• [YOUR INSTRUCTIONS] Can you pull out each line of the data below that includes the word "субсидий"?

-- Start DATA SUPPLIED --

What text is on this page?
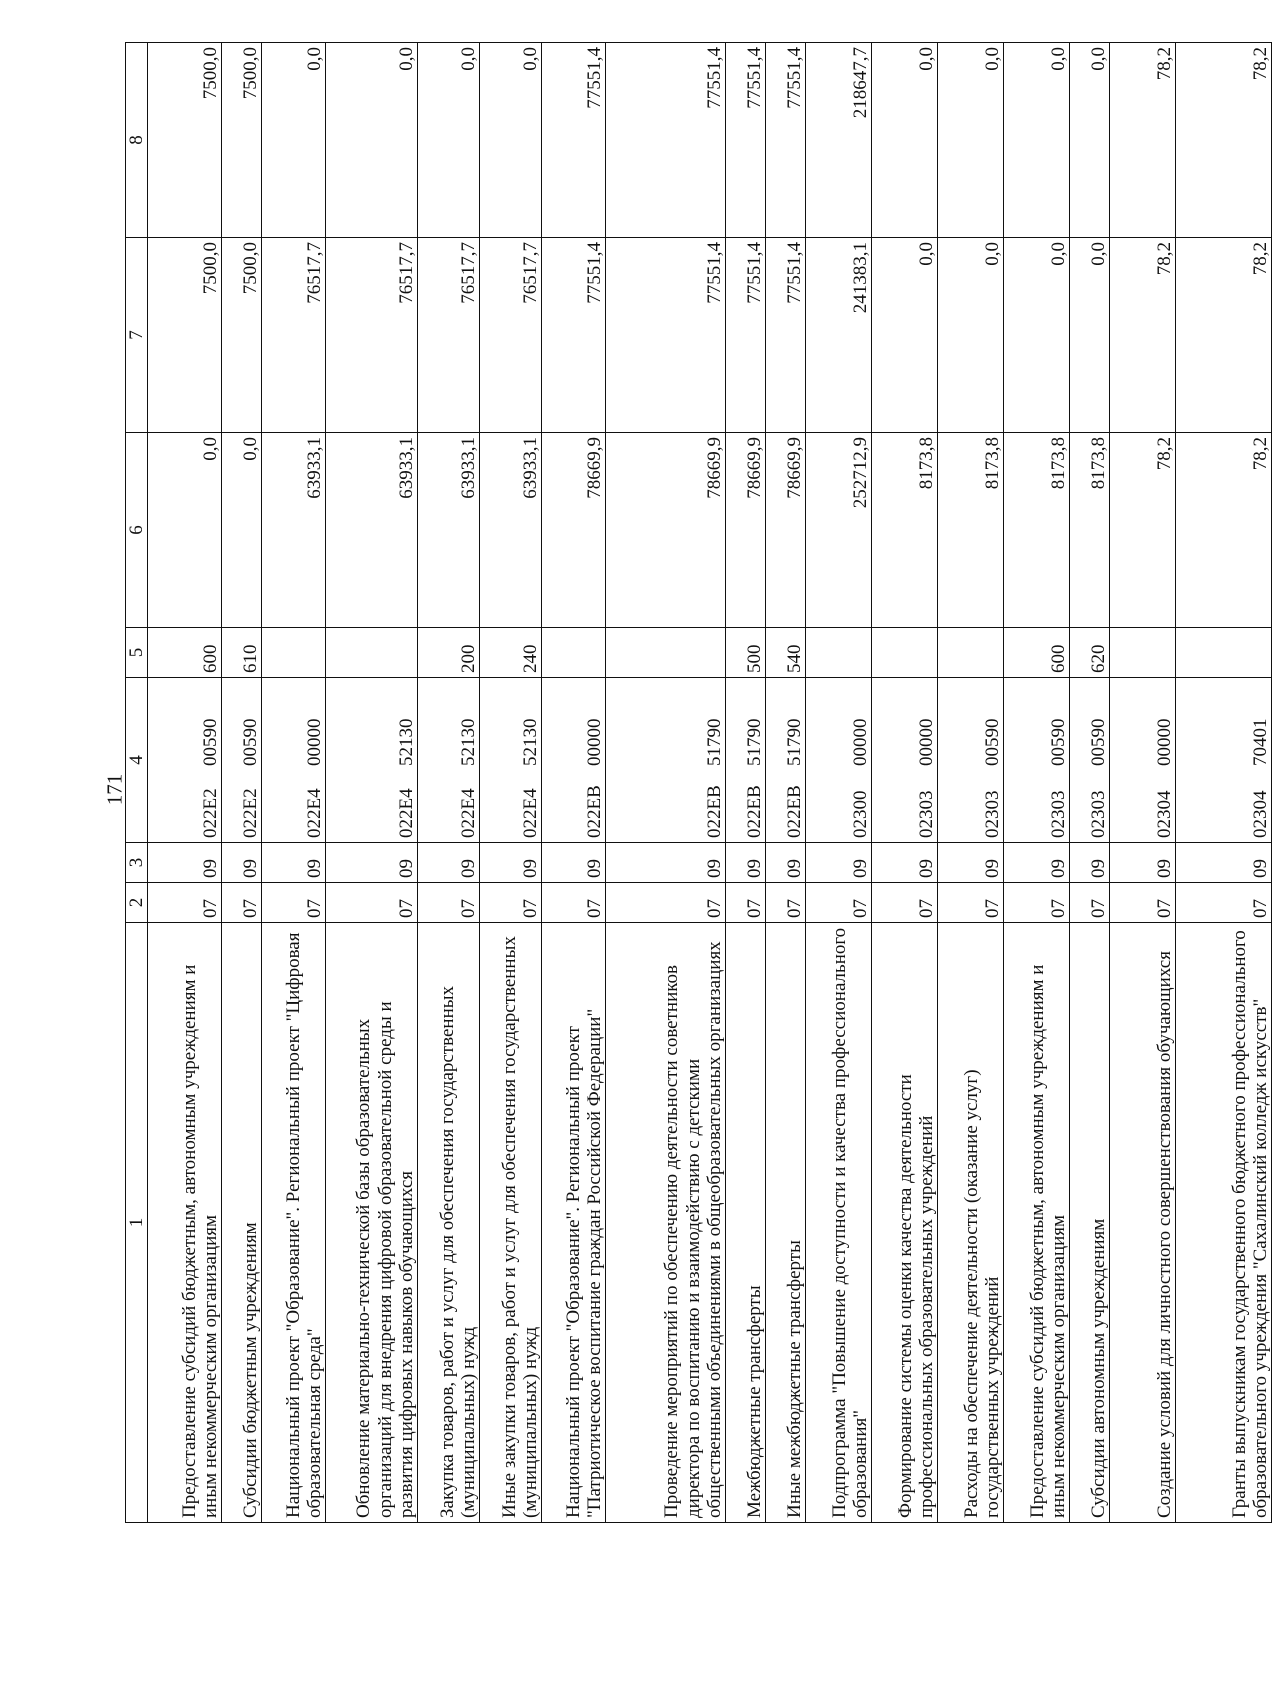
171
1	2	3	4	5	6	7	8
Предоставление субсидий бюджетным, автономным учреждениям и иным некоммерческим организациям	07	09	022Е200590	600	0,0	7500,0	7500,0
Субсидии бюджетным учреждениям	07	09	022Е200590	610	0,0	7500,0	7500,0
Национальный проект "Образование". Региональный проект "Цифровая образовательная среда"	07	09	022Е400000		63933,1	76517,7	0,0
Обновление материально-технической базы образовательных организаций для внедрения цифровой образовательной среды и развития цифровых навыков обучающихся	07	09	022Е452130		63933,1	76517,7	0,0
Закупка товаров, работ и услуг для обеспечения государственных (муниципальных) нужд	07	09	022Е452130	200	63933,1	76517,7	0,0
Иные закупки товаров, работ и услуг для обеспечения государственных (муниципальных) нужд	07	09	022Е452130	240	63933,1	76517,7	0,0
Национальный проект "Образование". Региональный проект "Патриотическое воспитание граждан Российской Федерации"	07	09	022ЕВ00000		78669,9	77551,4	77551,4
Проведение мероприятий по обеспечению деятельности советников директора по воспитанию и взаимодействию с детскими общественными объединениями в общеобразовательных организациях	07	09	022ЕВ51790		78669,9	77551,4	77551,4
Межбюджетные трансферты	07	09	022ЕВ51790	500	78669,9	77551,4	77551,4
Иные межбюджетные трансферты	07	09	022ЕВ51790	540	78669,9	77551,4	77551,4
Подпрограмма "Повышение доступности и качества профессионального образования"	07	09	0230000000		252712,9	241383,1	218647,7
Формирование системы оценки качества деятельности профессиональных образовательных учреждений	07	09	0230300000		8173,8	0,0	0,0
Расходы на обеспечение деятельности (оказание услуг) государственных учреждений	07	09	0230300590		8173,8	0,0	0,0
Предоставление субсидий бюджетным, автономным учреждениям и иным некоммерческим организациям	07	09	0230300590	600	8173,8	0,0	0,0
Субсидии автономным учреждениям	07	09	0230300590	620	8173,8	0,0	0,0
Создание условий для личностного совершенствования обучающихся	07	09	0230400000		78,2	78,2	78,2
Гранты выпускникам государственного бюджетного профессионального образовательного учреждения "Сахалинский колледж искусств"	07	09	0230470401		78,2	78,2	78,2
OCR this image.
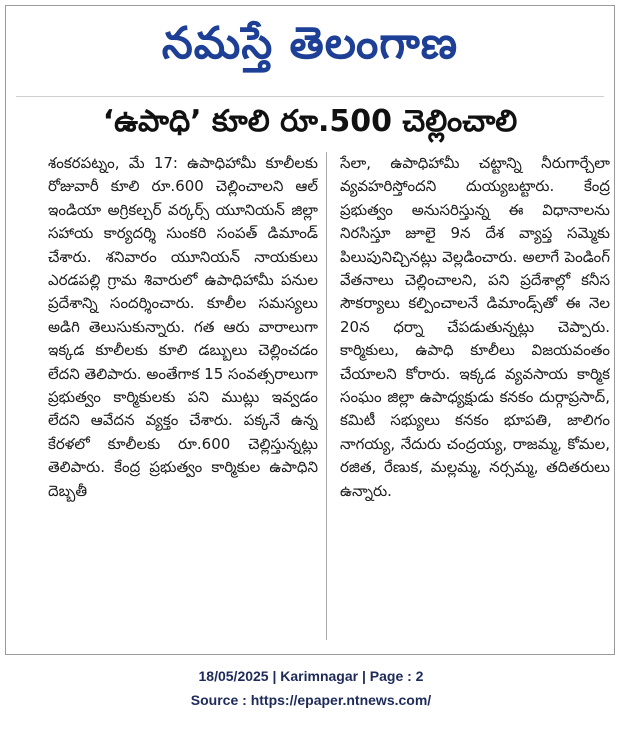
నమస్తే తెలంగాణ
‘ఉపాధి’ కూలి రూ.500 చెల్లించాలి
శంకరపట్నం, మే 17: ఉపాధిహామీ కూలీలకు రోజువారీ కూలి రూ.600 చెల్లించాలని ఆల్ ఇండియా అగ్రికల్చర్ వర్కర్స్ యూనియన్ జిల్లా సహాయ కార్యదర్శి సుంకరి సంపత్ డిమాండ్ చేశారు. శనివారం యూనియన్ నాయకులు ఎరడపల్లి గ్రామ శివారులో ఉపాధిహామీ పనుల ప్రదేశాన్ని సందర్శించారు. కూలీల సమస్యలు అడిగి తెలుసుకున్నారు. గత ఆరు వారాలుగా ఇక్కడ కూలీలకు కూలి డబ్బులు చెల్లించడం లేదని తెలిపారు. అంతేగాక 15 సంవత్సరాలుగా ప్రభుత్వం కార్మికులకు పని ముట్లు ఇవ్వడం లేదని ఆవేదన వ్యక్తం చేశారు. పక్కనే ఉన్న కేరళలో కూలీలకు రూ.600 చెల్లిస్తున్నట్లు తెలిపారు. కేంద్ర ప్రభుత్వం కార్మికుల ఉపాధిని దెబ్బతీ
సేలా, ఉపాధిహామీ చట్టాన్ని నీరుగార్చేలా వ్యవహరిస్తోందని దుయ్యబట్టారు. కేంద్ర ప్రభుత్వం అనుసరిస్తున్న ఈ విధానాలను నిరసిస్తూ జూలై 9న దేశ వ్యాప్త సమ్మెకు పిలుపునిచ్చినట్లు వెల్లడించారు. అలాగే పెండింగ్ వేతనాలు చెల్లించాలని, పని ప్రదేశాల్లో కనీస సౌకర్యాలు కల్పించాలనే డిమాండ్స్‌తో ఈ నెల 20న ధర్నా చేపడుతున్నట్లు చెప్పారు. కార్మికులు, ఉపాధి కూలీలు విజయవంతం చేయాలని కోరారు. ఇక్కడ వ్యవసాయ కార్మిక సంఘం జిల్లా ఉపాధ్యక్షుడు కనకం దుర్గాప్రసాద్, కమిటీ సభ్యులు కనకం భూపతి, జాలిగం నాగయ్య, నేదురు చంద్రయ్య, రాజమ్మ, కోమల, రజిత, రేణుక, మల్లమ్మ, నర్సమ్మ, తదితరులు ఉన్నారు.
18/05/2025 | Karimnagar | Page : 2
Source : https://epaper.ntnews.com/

-- End DATA SUPPLIED --
-- Start DATA SUPPLIED --

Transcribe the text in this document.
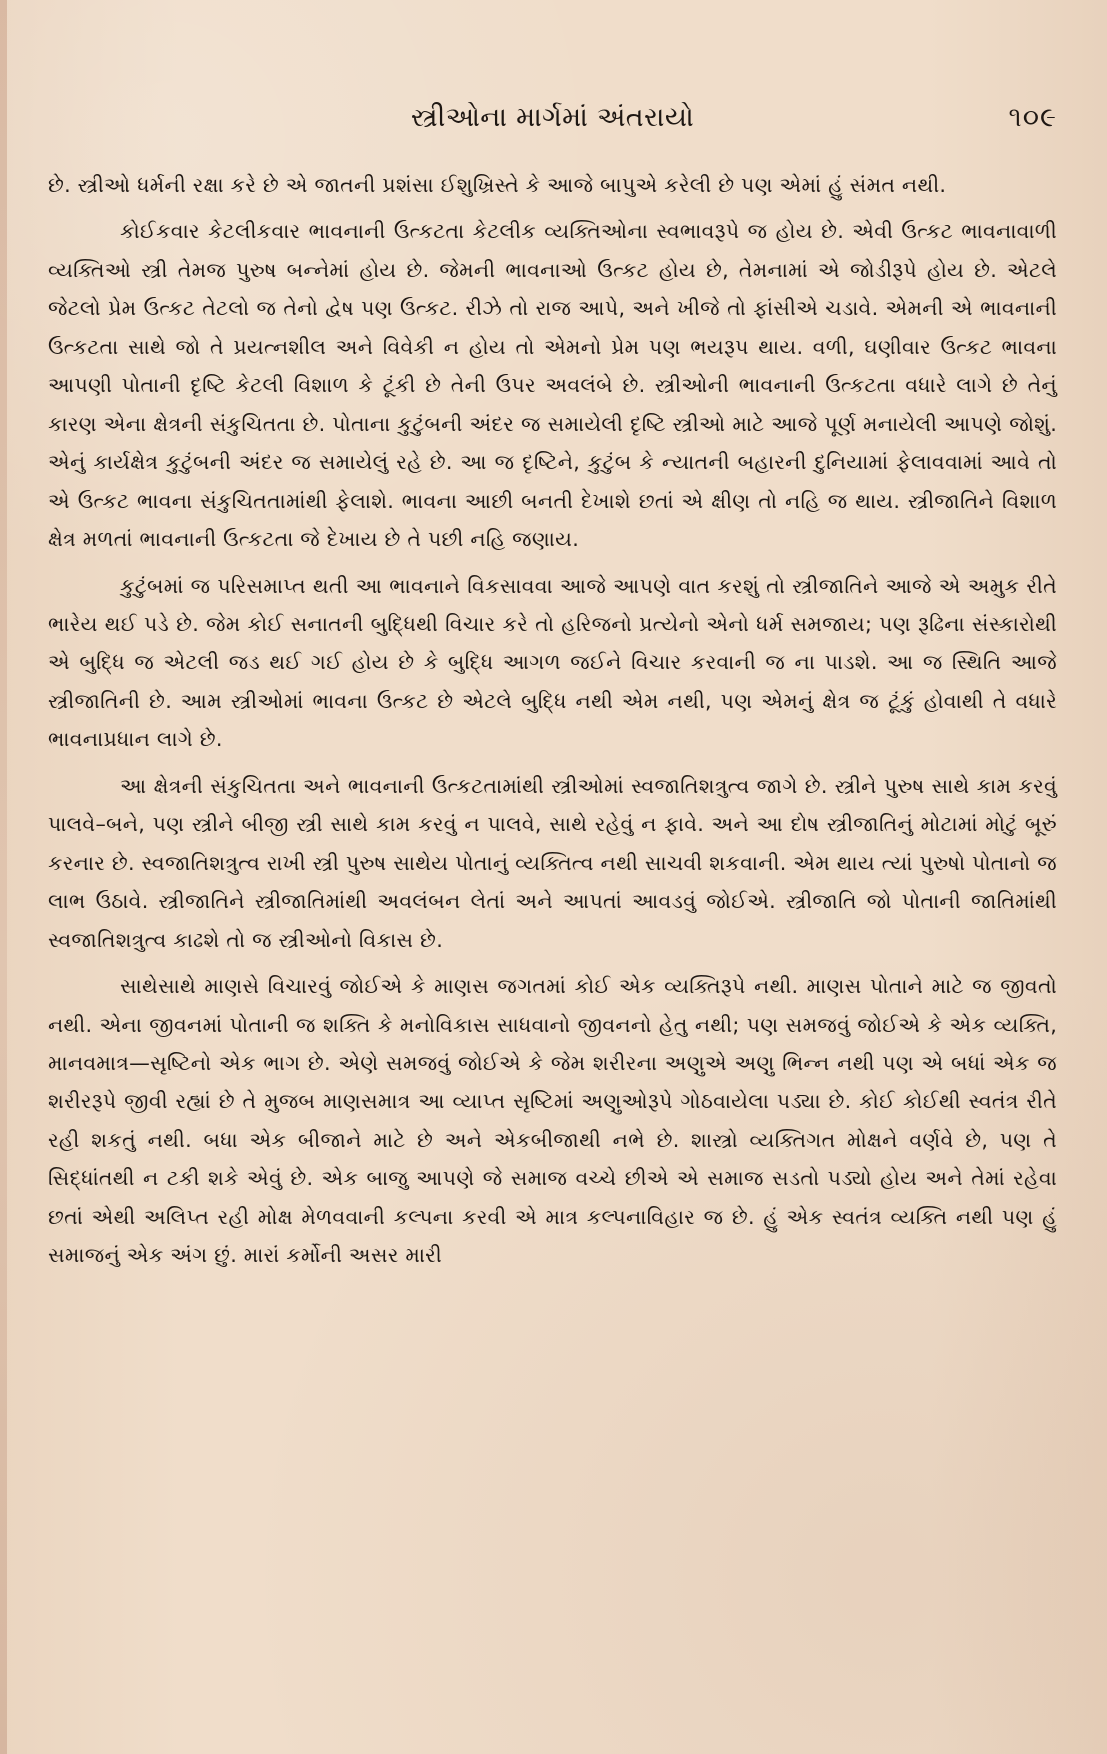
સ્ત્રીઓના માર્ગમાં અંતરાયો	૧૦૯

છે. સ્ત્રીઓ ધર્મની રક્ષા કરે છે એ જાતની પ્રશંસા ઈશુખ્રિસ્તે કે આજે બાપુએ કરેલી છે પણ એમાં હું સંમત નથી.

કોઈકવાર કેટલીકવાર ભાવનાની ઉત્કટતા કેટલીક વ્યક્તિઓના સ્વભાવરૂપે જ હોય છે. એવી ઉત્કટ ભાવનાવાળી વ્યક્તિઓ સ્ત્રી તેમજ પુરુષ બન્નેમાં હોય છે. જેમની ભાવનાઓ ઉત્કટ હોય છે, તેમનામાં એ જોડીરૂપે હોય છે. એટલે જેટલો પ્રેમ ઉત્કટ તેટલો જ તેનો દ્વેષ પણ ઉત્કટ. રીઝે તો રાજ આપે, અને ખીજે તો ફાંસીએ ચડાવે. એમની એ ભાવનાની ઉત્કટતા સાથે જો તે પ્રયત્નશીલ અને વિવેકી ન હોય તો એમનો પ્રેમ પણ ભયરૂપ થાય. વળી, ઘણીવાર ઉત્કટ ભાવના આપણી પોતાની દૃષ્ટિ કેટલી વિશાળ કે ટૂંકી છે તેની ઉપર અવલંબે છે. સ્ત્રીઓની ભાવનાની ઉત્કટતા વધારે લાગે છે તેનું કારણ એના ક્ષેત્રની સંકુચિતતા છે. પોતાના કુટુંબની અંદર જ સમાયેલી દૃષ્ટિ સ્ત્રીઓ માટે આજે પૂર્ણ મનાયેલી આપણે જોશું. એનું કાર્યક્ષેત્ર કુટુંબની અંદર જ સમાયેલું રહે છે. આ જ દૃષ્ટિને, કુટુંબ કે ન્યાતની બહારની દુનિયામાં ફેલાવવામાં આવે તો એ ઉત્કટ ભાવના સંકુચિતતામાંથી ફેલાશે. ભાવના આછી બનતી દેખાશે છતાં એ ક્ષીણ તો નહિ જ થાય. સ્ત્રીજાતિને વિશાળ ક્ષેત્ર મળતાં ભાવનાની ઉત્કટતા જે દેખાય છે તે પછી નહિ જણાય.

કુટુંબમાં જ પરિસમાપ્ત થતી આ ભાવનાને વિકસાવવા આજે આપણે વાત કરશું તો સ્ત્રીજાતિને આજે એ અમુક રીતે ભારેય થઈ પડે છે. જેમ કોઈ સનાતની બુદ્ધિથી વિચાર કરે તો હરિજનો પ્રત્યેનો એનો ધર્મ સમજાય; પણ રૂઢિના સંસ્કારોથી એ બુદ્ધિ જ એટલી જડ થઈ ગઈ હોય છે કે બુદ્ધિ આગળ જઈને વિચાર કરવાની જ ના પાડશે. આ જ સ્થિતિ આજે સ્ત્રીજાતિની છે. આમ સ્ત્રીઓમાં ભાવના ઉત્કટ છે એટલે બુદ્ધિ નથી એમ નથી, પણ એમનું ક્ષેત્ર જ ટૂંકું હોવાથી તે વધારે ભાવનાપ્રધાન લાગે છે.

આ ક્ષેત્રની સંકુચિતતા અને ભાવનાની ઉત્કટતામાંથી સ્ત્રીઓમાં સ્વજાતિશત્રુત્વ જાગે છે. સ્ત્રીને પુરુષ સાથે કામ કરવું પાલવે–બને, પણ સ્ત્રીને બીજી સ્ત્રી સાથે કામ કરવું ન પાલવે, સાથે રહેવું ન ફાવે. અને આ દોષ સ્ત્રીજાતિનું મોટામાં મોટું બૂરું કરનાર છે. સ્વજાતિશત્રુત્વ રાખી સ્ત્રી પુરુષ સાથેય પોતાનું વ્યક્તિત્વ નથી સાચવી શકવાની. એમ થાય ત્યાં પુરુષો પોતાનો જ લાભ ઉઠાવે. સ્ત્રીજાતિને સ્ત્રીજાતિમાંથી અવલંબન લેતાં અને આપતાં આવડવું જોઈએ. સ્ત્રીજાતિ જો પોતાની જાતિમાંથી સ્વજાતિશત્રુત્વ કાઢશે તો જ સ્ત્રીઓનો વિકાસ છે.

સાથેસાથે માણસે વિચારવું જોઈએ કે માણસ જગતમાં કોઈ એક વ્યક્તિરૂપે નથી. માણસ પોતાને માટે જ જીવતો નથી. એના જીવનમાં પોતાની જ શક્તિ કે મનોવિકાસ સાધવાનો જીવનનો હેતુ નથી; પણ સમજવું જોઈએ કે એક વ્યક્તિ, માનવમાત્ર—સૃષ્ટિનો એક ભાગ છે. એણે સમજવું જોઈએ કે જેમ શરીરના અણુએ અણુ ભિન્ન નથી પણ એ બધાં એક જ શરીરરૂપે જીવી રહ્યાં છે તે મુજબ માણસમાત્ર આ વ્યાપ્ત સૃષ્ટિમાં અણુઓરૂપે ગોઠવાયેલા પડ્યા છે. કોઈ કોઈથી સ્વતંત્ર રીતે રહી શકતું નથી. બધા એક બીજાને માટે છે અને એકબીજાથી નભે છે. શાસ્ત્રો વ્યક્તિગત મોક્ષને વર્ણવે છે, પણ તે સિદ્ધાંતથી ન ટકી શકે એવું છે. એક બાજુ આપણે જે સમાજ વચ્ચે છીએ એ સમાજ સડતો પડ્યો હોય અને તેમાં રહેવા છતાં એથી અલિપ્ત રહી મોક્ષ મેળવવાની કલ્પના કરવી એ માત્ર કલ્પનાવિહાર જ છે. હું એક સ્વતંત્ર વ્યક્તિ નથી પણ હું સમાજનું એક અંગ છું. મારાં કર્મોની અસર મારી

-- End DATA SUPPLIED --

• [RESPONSE FOR THIS EXERCISE]
Предоставление субсидий бюджетным, автономным учреждениям и иным некоммерческим организациям	07	09	022Е200590	600	0,0	7500,0	7500,0
Предоставление субсидий бюджетным, автономным учреждениям и иным некоммерческим организациям	07	09	0230300590	600	8173,8	0,0	0,0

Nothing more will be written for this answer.